▸ **YOUR GOAL**: Copy every line of the material below word for word.
——————
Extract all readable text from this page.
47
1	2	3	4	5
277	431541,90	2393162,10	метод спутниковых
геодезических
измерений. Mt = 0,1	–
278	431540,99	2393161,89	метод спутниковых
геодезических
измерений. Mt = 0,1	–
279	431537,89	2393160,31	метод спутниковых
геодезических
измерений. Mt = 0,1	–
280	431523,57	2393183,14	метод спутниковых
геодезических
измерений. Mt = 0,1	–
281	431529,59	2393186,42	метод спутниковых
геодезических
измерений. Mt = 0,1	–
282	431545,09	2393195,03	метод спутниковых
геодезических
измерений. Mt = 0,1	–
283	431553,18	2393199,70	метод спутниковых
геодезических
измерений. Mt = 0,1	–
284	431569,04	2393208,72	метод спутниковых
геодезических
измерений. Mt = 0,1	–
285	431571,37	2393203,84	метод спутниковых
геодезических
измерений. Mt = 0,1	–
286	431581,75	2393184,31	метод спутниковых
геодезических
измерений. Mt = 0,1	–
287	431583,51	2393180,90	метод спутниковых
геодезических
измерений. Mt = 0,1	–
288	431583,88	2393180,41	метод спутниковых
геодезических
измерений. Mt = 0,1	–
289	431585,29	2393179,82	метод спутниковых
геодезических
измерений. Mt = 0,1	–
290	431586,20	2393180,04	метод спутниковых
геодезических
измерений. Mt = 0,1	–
——————
▸ **SOLUTION TO THIS PROBLEM**:
Extract all readable text from this page.
47
1	2	3	4	5
277	431541,90	2393162,10	метод спутниковых
геодезических
измерений. Mt = 0,1	–
278	431540,99	2393161,89	метод спутниковых
геодезических
измерений. Mt = 0,1	–
279	431537,89	2393160,31	метод спутниковых
геодезических
измерений. Mt = 0,1	–
280	431523,57	2393183,14	метод спутниковых
геодезических
измерений. Mt = 0,1	–
281	431529,59	2393186,42	метод спутниковых
геодезических
измерений. Mt = 0,1	–
282	431545,09	2393195,03	метод спутниковых
геодезических
измерений. Mt = 0,1	–
283	431553,18	2393199,70	метод спутниковых
геодезических
измерений. Mt = 0,1	–
284	431569,04	2393208,72	метод спутниковых
геодезических
измерений. Mt = 0,1	–
285	431571,37	2393203,84	метод спутниковых
геодезических
измерений. Mt = 0,1	–
286	431581,75	2393184,31	метод спутниковых
геодезических
измерений. Mt = 0,1	–
287	431583,51	2393180,90	метод спутниковых
геодезических
измерений. Mt = 0,1	–
288	431583,88	2393180,41	метод спутниковых
геодезических
измерений. Mt = 0,1	–
289	431585,29	2393179,82	метод спутниковых
геодезических
измерений. Mt = 0,1	–
290	431586,20	2393180,04	метод спутниковых
геодезических
измерений. Mt = 0,1	–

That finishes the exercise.